- _INSTRUCTIONS TO FOLLOW_
Omit the pictures from the entries below and retype everything else exactly.

Dataset entries on figures:
● ● ● ●

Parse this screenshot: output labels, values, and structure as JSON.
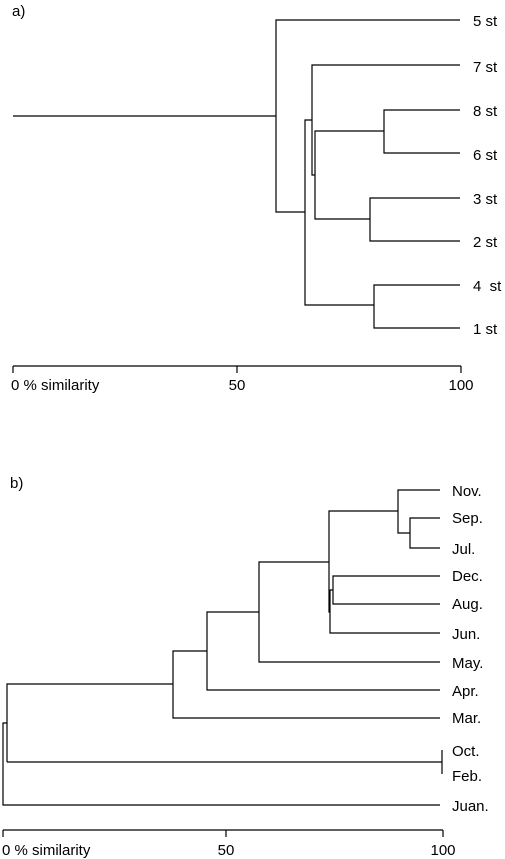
{
  "panel_a": {
    "label": "a)",
    "leaves": [
      "5 st",
      "7 st",
      "8 st",
      "6 st",
      "3 st",
      "2 st",
      "4  st",
      "1 st"
    ],
    "axis": {
      "range": [
        0,
        100
      ],
      "ticks": [
        {
          "value": 0,
          "label": "0 % similarity"
        },
        {
          "value": 50,
          "label": "50"
        },
        {
          "value": 100,
          "label": "100"
        }
      ]
    },
    "merges": [
      {
        "left": "8 st",
        "right": "6 st",
        "similarity": 83
      },
      {
        "left": "3 st",
        "right": "2 st",
        "similarity": 80
      },
      {
        "left": "4  st",
        "right": "1 st",
        "similarity": 81
      },
      {
        "left": "8-6 cluster",
        "right": "3-2 cluster",
        "similarity": 67
      },
      {
        "left": "7 st",
        "right": "8-6-3-2 cluster",
        "similarity": 67
      },
      {
        "left": "7-8-6-3-2 cluster",
        "right": "4-1 cluster",
        "similarity": 65
      },
      {
        "left": "5 st",
        "right": "remaining stations",
        "similarity": 59
      }
    ]
  },
  "panel_b": {
    "label": "b)",
    "leaves": [
      "Nov.",
      "Sep.",
      "Jul.",
      "Dec.",
      "Aug.",
      "Jun.",
      "May.",
      "Apr.",
      "Mar.",
      "Oct.",
      "Feb.",
      "Juan."
    ],
    "axis": {
      "range": [
        0,
        100
      ],
      "ticks": [
        {
          "value": 0,
          "label": "0 % similarity"
        },
        {
          "value": 50,
          "label": "50"
        },
        {
          "value": 100,
          "label": "100"
        }
      ]
    },
    "merges": [
      {
        "left": "Sep.",
        "right": "Jul.",
        "similarity": 93
      },
      {
        "left": "Nov.",
        "right": "Sep.-Jul. cluster",
        "similarity": 90
      },
      {
        "left": "Dec.",
        "right": "Aug.",
        "similarity": 75
      },
      {
        "left": "Dec.-Aug. cluster",
        "right": "Jun.",
        "similarity": 74
      },
      {
        "left": "Nov.-Sep.-Jul. cluster",
        "right": "Dec.-Aug.-Jun. cluster",
        "similarity": 74
      },
      {
        "left": "summer-autumn cluster",
        "right": "May.",
        "similarity": 58
      },
      {
        "left": "summer-autumn-May cluster",
        "right": "Apr.",
        "similarity": 46
      },
      {
        "left": "Apr. cluster",
        "right": "Mar.",
        "similarity": 38
      },
      {
        "left": "Oct.",
        "right": "Feb.",
        "similarity": 100
      },
      {
        "left": "Mar. cluster",
        "right": "Oct.-Feb. cluster",
        "similarity": 1
      },
      {
        "left": "all other months",
        "right": "Juan.",
        "similarity": 0
      }
    ]
  }
}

● ● ● ●

- _ANSWER FOR THE TASK_
Parse this screenshot: output labels, values, and structure as JSON.
{
  "panel_a": {
    "label": "a)",
    "leaves": [
      "5 st",
      "7 st",
      "8 st",
      "6 st",
      "3 st",
      "2 st",
      "4  st",
      "1 st"
    ],
    "axis": {
      "range": [
        0,
        100
      ],
      "ticks": [
        {
          "value": 0,
          "label": "0 % similarity"
        },
        {
          "value": 50,
          "label": "50"
        },
        {
          "value": 100,
          "label": "100"
        }
      ]
    },
    "merges": [
      {
        "left": "8 st",
        "right": "6 st",
        "similarity": 83
      },
      {
        "left": "3 st",
        "right": "2 st",
        "similarity": 80
      },
      {
        "left": "4  st",
        "right": "1 st",
        "similarity": 81
      },
      {
        "left": "8-6 cluster",
        "right": "3-2 cluster",
        "similarity": 67
      },
      {
        "left": "7 st",
        "right": "8-6-3-2 cluster",
        "similarity": 67
      },
      {
        "left": "7-8-6-3-2 cluster",
        "right": "4-1 cluster",
        "similarity": 65
      },
      {
        "left": "5 st",
        "right": "remaining stations",
        "similarity": 59
      }
    ]
  },
  "panel_b": {
    "label": "b)",
    "leaves": [
      "Nov.",
      "Sep.",
      "Jul.",
      "Dec.",
      "Aug.",
      "Jun.",
      "May.",
      "Apr.",
      "Mar.",
      "Oct.",
      "Feb.",
      "Juan."
    ],
    "axis": {
      "range": [
        0,
        100
      ],
      "ticks": [
        {
          "value": 0,
          "label": "0 % similarity"
        },
        {
          "value": 50,
          "label": "50"
        },
        {
          "value": 100,
          "label": "100"
        }
      ]
    },
    "merges": [
      {
        "left": "Sep.",
        "right": "Jul.",
        "similarity": 93
      },
      {
        "left": "Nov.",
        "right": "Sep.-Jul. cluster",
        "similarity": 90
      },
      {
        "left": "Dec.",
        "right": "Aug.",
        "similarity": 75
      },
      {
        "left": "Dec.-Aug. cluster",
        "right": "Jun.",
        "similarity": 74
      },
      {
        "left": "Nov.-Sep.-Jul. cluster",
        "right": "Dec.-Aug.-Jun. cluster",
        "similarity": 74
      },
      {
        "left": "summer-autumn cluster",
        "right": "May.",
        "similarity": 58
      },
      {
        "left": "summer-autumn-May cluster",
        "right": "Apr.",
        "similarity": 46
      },
      {
        "left": "Apr. cluster",
        "right": "Mar.",
        "similarity": 38
      },
      {
        "left": "Oct.",
        "right": "Feb.",
        "similarity": 100
      },
      {
        "left": "Mar. cluster",
        "right": "Oct.-Feb. cluster",
        "similarity": 1
      },
      {
        "left": "all other months",
        "right": "Juan.",
        "similarity": 0
      }
    ]
  }
}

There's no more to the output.